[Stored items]
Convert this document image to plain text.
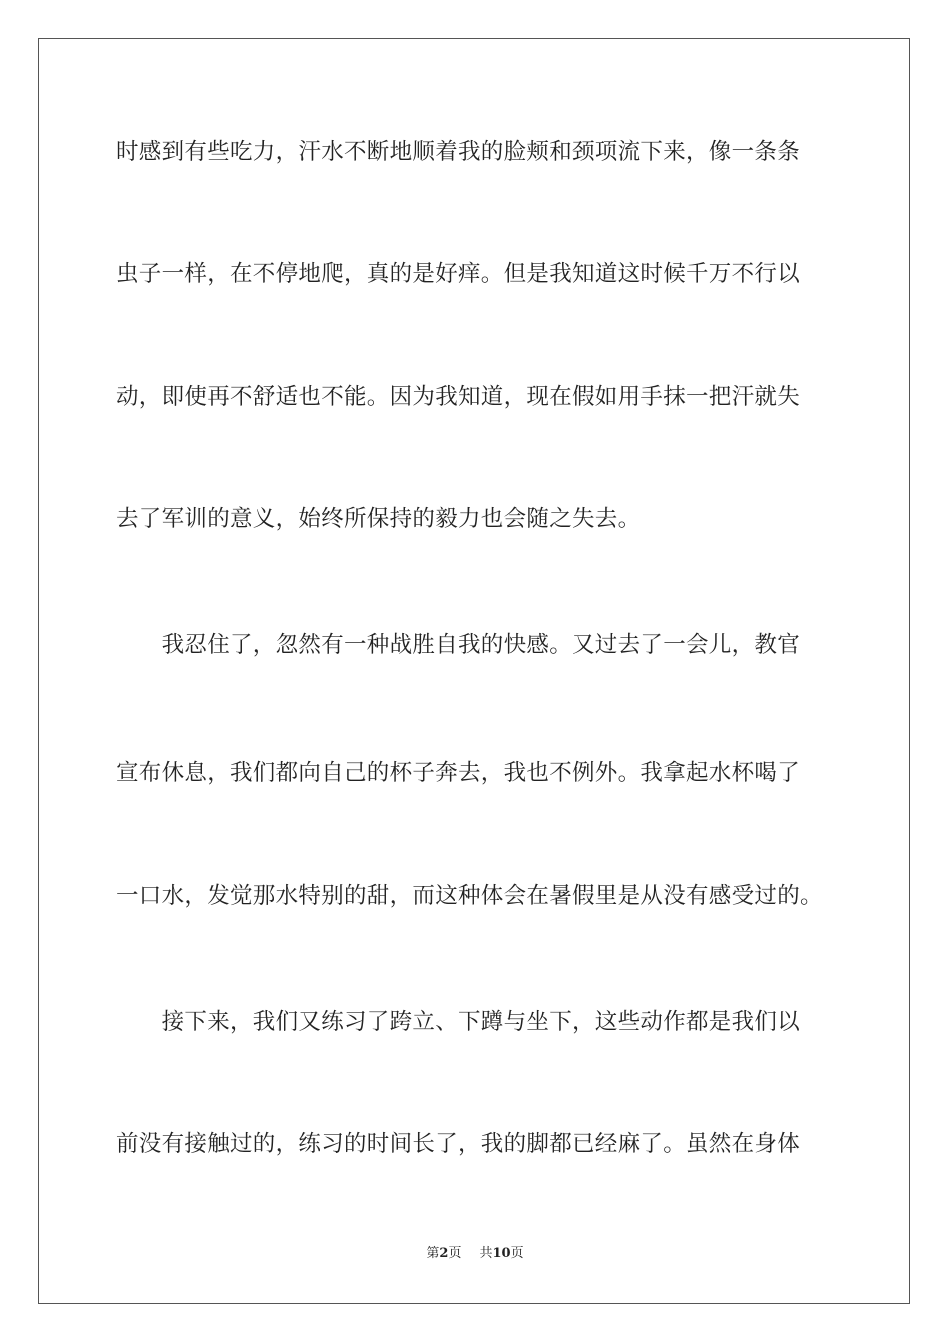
时感到有些吃力，汗水不断地顺着我的脸颊和颈项流下来，像一条条
虫子一样，在不停地爬，真的是好痒。但是我知道这时候千万不行以
动，即使再不舒适也不能。因为我知道，现在假如用手抹一把汗就失
去了军训的意义，始终所保持的毅力也会随之失去。
　　我忍住了，忽然有一种战胜自我的快感。又过去了一会儿，教官
宣布休息，我们都向自己的杯子奔去，我也不例外。我拿起水杯喝了
一口水，发觉那水特别的甜，而这种体会在暑假里是从没有感受过的。
　　接下来，我们又练习了跨立、下蹲与坐下，这些动作都是我们以
前没有接触过的，练习的时间长了，我的脚都已经麻了。虽然在身体
第2页 共10页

▸ Your objective: Repeat each entry precisely as it appears. Leave the pictures out.

▸ Solution for this exercise:
Convert this document image to plain text.
时感到有些吃力，汗水不断地顺着我的脸颊和颈项流下来，像一条条
虫子一样，在不停地爬，真的是好痒。但是我知道这时候千万不行以
动，即使再不舒适也不能。因为我知道，现在假如用手抹一把汗就失
去了军训的意义，始终所保持的毅力也会随之失去。
　　我忍住了，忽然有一种战胜自我的快感。又过去了一会儿，教官
宣布休息，我们都向自己的杯子奔去，我也不例外。我拿起水杯喝了
一口水，发觉那水特别的甜，而这种体会在暑假里是从没有感受过的。
　　接下来，我们又练习了跨立、下蹲与坐下，这些动作都是我们以
前没有接触过的，练习的时间长了，我的脚都已经麻了。虽然在身体
第2页 共10页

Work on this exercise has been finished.